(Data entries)
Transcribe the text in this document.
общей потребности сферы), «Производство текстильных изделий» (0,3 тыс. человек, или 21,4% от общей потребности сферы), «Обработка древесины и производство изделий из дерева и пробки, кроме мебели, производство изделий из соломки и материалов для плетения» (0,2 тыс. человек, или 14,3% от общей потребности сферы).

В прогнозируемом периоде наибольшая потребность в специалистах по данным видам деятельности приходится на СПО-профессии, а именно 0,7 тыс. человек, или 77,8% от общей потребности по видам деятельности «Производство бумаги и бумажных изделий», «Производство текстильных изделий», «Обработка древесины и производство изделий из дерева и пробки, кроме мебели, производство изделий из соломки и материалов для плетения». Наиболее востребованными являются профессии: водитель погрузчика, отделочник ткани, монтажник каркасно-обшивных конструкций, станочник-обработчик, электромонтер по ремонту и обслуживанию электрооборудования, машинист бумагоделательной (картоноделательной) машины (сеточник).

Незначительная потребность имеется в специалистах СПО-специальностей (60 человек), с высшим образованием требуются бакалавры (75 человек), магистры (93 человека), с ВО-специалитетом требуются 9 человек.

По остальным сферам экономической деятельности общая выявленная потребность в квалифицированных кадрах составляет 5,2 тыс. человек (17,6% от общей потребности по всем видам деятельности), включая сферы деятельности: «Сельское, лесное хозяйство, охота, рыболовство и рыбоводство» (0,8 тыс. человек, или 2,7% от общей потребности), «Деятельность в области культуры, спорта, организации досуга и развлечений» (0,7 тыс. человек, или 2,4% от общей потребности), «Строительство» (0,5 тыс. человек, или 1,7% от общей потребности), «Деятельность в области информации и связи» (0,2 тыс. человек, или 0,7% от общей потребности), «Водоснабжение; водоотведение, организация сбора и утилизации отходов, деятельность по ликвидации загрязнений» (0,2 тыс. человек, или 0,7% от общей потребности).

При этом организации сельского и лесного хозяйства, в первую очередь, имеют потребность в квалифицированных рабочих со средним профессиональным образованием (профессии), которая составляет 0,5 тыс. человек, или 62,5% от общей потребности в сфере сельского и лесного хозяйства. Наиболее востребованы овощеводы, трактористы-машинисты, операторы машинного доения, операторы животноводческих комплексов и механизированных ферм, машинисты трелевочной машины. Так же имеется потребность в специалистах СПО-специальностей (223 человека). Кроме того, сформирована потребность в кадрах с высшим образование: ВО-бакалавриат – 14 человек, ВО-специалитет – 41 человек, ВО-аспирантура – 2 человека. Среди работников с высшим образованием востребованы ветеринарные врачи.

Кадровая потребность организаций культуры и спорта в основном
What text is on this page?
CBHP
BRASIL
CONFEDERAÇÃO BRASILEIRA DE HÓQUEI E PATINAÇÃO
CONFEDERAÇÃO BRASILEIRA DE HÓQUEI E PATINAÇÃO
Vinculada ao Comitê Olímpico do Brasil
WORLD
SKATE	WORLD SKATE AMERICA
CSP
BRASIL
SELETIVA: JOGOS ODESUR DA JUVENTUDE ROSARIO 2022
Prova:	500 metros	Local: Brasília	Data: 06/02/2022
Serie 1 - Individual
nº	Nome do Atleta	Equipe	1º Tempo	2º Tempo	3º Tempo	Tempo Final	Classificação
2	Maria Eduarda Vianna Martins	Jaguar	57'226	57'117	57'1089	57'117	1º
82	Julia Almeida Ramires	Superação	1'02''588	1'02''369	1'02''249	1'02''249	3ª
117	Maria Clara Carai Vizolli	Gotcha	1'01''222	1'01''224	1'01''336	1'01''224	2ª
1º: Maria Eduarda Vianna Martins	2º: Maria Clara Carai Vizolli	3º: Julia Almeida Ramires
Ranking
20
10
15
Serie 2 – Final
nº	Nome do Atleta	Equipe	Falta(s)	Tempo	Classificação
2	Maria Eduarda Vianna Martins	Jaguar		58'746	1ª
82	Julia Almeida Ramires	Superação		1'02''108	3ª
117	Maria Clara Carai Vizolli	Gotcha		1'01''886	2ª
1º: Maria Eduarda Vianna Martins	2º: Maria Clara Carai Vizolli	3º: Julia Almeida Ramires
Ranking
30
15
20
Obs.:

▶ **Work to be completed**:
Repeat each of the entries above precisely as given.

▶ **Output of the task**:
Transcribe the text in this document.
общей потребности сферы), «Производство текстильных изделий» (0,3 тыс. человек, или 21,4% от общей потребности сферы), «Обработка древесины и производство изделий из дерева и пробки, кроме мебели, производство изделий из соломки и материалов для плетения» (0,2 тыс. человек, или 14,3% от общей потребности сферы).

В прогнозируемом периоде наибольшая потребность в специалистах по данным видам деятельности приходится на СПО-профессии, а именно 0,7 тыс. человек, или 77,8% от общей потребности по видам деятельности «Производство бумаги и бумажных изделий», «Производство текстильных изделий», «Обработка древесины и производство изделий из дерева и пробки, кроме мебели, производство изделий из соломки и материалов для плетения». Наиболее востребованными являются профессии: водитель погрузчика, отделочник ткани, монтажник каркасно-обшивных конструкций, станочник-обработчик, электромонтер по ремонту и обслуживанию электрооборудования, машинист бумагоделательной (картоноделательной) машины (сеточник).

Незначительная потребность имеется в специалистах СПО-специальностей (60 человек), с высшим образованием требуются бакалавры (75 человек), магистры (93 человека), с ВО-специалитетом требуются 9 человек.

По остальным сферам экономической деятельности общая выявленная потребность в квалифицированных кадрах составляет 5,2 тыс. человек (17,6% от общей потребности по всем видам деятельности), включая сферы деятельности: «Сельское, лесное хозяйство, охота, рыболовство и рыбоводство» (0,8 тыс. человек, или 2,7% от общей потребности), «Деятельность в области культуры, спорта, организации досуга и развлечений» (0,7 тыс. человек, или 2,4% от общей потребности), «Строительство» (0,5 тыс. человек, или 1,7% от общей потребности), «Деятельность в области информации и связи» (0,2 тыс. человек, или 0,7% от общей потребности), «Водоснабжение; водоотведение, организация сбора и утилизации отходов, деятельность по ликвидации загрязнений» (0,2 тыс. человек, или 0,7% от общей потребности).

При этом организации сельского и лесного хозяйства, в первую очередь, имеют потребность в квалифицированных рабочих со средним профессиональным образованием (профессии), которая составляет 0,5 тыс. человек, или 62,5% от общей потребности в сфере сельского и лесного хозяйства. Наиболее востребованы овощеводы, трактористы-машинисты, операторы машинного доения, операторы животноводческих комплексов и механизированных ферм, машинисты трелевочной машины. Так же имеется потребность в специалистах СПО-специальностей (223 человека). Кроме того, сформирована потребность в кадрах с высшим образование: ВО-бакалавриат – 14 человек, ВО-специалитет – 41 человек, ВО-аспирантура – 2 человека. Среди работников с высшим образованием востребованы ветеринарные врачи.

Кадровая потребность организаций культуры и спорта в основном
What text is on this page?
CBHP
BRASIL
CONFEDERAÇÃO BRASILEIRA DE HÓQUEI E PATINAÇÃO
CONFEDERAÇÃO BRASILEIRA DE HÓQUEI E PATINAÇÃO
Vinculada ao Comitê Olímpico do Brasil
WORLD
SKATE	WORLD SKATE AMERICA
CSP
BRASIL
SELETIVA: JOGOS ODESUR DA JUVENTUDE ROSARIO 2022
Prova:	500 metros	Local: Brasília	Data: 06/02/2022
Serie 1 - Individual
nº	Nome do Atleta	Equipe	1º Tempo	2º Tempo	3º Tempo	Tempo Final	Classificação
2	Maria Eduarda Vianna Martins	Jaguar	57'226	57'117	57'1089	57'117	1º
82	Julia Almeida Ramires	Superação	1'02''588	1'02''369	1'02''249	1'02''249	3ª
117	Maria Clara Carai Vizolli	Gotcha	1'01''222	1'01''224	1'01''336	1'01''224	2ª
1º: Maria Eduarda Vianna Martins	2º: Maria Clara Carai Vizolli	3º: Julia Almeida Ramires
Ranking
20
10
15
Serie 2 – Final
nº	Nome do Atleta	Equipe	Falta(s)	Tempo	Classificação
2	Maria Eduarda Vianna Martins	Jaguar		58'746	1ª
82	Julia Almeida Ramires	Superação		1'02''108	3ª
117	Maria Clara Carai Vizolli	Gotcha		1'01''886	2ª
1º: Maria Eduarda Vianna Martins	2º: Maria Clara Carai Vizolli	3º: Julia Almeida Ramires
Ranking
30
15
20
Obs.:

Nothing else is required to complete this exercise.